• [Task to carry out]:
Copy each line that has the string "marker" somewhere in it.

-- start Task material --

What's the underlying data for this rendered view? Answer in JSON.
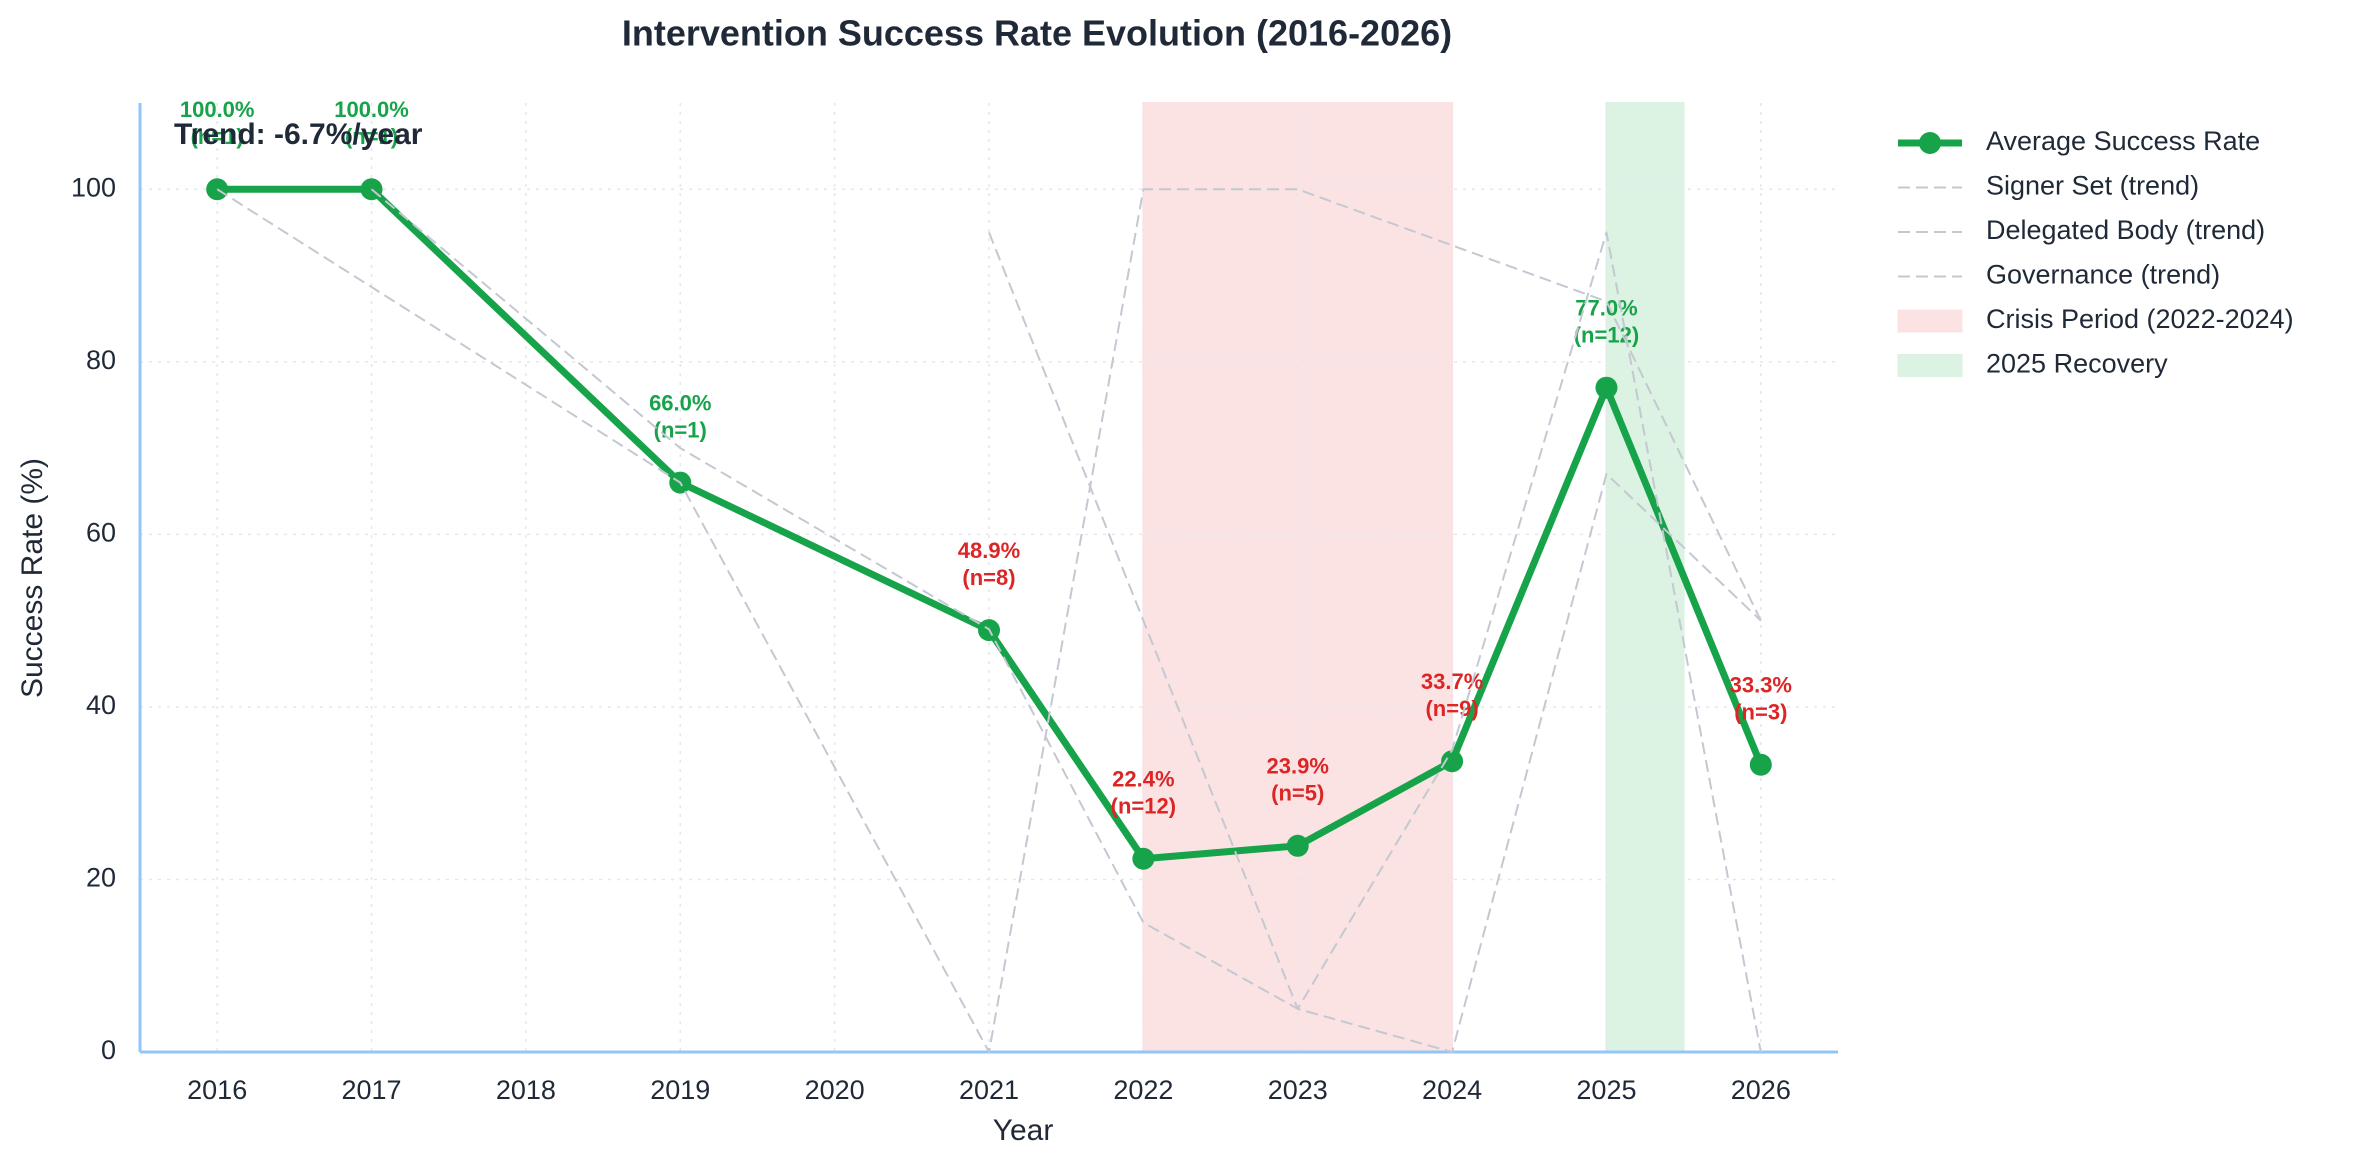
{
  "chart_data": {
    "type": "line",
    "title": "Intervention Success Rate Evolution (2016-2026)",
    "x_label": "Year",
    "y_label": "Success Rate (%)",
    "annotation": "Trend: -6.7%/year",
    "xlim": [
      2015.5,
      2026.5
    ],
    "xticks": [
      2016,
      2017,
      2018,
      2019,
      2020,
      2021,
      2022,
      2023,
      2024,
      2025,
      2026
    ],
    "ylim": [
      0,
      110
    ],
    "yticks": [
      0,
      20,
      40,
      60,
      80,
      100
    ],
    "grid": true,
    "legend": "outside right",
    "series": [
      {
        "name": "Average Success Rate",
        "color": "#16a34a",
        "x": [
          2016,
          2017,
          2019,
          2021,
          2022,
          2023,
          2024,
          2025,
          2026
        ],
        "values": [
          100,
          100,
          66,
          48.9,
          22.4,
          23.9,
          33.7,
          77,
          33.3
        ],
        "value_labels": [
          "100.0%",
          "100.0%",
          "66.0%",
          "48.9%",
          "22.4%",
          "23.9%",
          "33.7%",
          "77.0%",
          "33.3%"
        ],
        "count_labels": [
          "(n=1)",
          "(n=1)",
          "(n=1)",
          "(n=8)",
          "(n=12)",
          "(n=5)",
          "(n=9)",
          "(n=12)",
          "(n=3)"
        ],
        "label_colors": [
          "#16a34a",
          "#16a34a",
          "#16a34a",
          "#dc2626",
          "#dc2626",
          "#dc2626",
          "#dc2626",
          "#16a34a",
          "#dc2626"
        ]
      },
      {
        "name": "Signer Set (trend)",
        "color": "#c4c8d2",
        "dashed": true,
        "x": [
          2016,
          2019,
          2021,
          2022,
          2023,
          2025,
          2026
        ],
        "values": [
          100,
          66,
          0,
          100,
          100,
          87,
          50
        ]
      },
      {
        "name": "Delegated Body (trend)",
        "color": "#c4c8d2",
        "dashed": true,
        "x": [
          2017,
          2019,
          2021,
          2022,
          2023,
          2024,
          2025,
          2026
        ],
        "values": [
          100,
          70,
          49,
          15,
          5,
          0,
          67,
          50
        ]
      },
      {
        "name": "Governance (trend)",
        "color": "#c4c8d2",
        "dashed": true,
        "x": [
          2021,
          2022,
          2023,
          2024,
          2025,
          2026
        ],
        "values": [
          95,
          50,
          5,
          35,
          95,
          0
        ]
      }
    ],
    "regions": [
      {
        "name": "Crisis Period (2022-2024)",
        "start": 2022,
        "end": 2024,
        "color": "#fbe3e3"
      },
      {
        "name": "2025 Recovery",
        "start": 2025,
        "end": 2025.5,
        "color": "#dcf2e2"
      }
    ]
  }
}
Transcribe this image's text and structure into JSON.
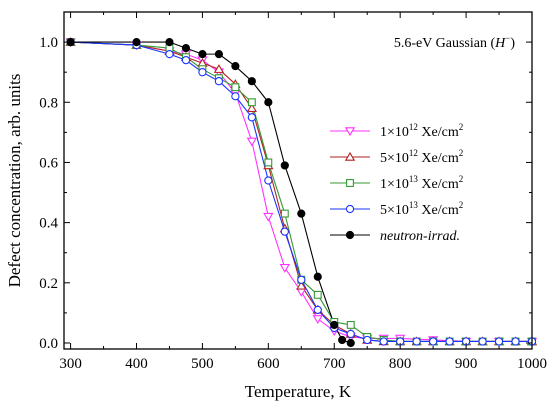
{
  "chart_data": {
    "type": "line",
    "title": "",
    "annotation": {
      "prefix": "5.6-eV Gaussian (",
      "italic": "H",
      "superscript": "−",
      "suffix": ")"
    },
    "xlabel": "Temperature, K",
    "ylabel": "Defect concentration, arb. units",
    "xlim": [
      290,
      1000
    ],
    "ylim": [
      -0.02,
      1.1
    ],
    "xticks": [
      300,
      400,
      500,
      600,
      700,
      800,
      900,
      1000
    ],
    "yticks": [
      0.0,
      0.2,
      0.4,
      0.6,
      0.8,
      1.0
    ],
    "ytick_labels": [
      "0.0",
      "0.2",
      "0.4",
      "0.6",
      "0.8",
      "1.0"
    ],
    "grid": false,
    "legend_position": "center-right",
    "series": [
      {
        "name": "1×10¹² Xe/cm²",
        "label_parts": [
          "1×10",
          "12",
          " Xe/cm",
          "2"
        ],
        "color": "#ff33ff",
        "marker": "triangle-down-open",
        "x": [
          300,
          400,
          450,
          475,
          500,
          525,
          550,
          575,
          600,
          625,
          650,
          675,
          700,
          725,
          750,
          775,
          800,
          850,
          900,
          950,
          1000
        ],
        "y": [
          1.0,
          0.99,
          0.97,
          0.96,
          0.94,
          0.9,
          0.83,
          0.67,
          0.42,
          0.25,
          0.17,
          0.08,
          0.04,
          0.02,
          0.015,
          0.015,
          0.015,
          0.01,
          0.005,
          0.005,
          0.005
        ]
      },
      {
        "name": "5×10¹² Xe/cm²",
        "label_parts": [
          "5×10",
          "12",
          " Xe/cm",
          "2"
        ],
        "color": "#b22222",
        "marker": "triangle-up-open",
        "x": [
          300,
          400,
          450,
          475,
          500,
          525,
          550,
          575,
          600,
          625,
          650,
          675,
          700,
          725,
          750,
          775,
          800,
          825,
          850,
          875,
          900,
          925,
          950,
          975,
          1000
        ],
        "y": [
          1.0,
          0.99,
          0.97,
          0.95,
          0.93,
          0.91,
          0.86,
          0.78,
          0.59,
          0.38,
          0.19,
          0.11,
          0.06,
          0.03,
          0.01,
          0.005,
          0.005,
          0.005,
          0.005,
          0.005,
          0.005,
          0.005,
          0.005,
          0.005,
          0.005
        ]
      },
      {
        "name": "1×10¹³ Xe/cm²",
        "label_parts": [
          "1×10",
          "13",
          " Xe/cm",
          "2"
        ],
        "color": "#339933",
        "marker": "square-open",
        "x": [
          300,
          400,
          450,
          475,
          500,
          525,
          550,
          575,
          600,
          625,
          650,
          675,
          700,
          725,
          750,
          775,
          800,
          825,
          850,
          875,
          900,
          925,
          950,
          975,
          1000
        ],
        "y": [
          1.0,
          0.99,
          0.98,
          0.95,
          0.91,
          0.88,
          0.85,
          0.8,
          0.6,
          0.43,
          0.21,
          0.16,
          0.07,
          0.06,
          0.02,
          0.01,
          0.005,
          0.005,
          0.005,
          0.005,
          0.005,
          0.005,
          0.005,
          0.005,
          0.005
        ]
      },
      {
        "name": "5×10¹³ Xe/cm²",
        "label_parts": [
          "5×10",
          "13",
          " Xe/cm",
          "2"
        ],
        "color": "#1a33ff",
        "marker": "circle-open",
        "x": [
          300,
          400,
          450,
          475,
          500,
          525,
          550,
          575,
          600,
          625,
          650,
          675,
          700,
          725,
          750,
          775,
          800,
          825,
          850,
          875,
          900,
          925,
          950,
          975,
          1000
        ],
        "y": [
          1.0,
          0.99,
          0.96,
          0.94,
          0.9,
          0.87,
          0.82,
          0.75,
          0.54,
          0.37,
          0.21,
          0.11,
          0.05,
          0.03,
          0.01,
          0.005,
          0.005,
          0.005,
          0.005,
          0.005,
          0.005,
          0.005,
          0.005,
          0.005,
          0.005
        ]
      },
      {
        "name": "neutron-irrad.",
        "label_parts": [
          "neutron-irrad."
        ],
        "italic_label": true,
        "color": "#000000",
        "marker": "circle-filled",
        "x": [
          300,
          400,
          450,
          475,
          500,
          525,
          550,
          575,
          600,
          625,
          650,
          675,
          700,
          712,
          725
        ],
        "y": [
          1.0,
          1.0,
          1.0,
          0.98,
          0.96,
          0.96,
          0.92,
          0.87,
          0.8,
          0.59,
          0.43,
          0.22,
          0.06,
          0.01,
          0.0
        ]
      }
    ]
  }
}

-- end Task material --

• [Solution to the problem]:
        "marker": "triangle-down-open",
        "marker": "triangle-up-open",
        "marker": "square-open",
        "marker": "circle-open",
        "marker": "circle-filled",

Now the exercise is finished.